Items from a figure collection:
=-=-=

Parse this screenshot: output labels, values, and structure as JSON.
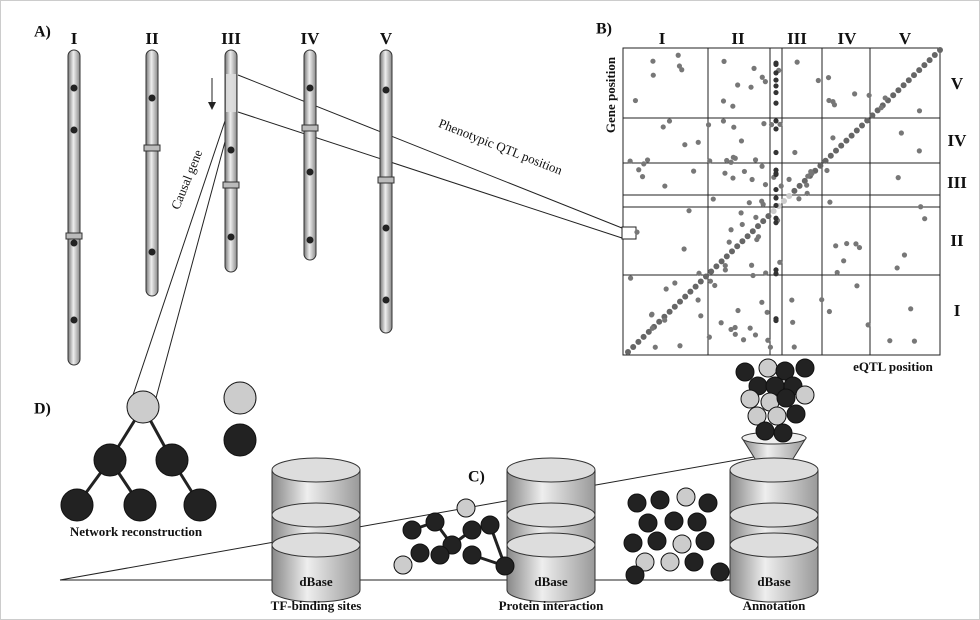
{
  "panels": {
    "a": {
      "label": "A)",
      "chromosomes": [
        "I",
        "II",
        "III",
        "IV",
        "V"
      ],
      "qtl_annotation": "Phenotypic QTL position",
      "gene_annotation": "Causal gene"
    },
    "b": {
      "label": "B)",
      "columns": [
        "I",
        "II",
        "III",
        "IV",
        "V"
      ],
      "rows": [
        "V",
        "IV",
        "III",
        "II",
        "I"
      ],
      "y_axis": "Gene position",
      "x_axis": "eQTL position"
    },
    "c": {
      "label": "C)",
      "databases": [
        {
          "name": "dBase",
          "caption": "TF-binding sites"
        },
        {
          "name": "dBase",
          "caption": "Protein interaction"
        },
        {
          "name": "dBase",
          "caption": "Annotation"
        }
      ]
    },
    "d": {
      "label": "D)",
      "caption": "Network reconstruction"
    }
  }
}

=-=-=

* Required action
Could you return all of the entries above exactly, without any images?

* Finished task
Parse this screenshot: output labels, values, and structure as JSON.
{
  "panels": {
    "a": {
      "label": "A)",
      "chromosomes": [
        "I",
        "II",
        "III",
        "IV",
        "V"
      ],
      "qtl_annotation": "Phenotypic QTL position",
      "gene_annotation": "Causal gene"
    },
    "b": {
      "label": "B)",
      "columns": [
        "I",
        "II",
        "III",
        "IV",
        "V"
      ],
      "rows": [
        "V",
        "IV",
        "III",
        "II",
        "I"
      ],
      "y_axis": "Gene position",
      "x_axis": "eQTL position"
    },
    "c": {
      "label": "C)",
      "databases": [
        {
          "name": "dBase",
          "caption": "TF-binding sites"
        },
        {
          "name": "dBase",
          "caption": "Protein interaction"
        },
        {
          "name": "dBase",
          "caption": "Annotation"
        }
      ]
    },
    "d": {
      "label": "D)",
      "caption": "Network reconstruction"
    }
  }
}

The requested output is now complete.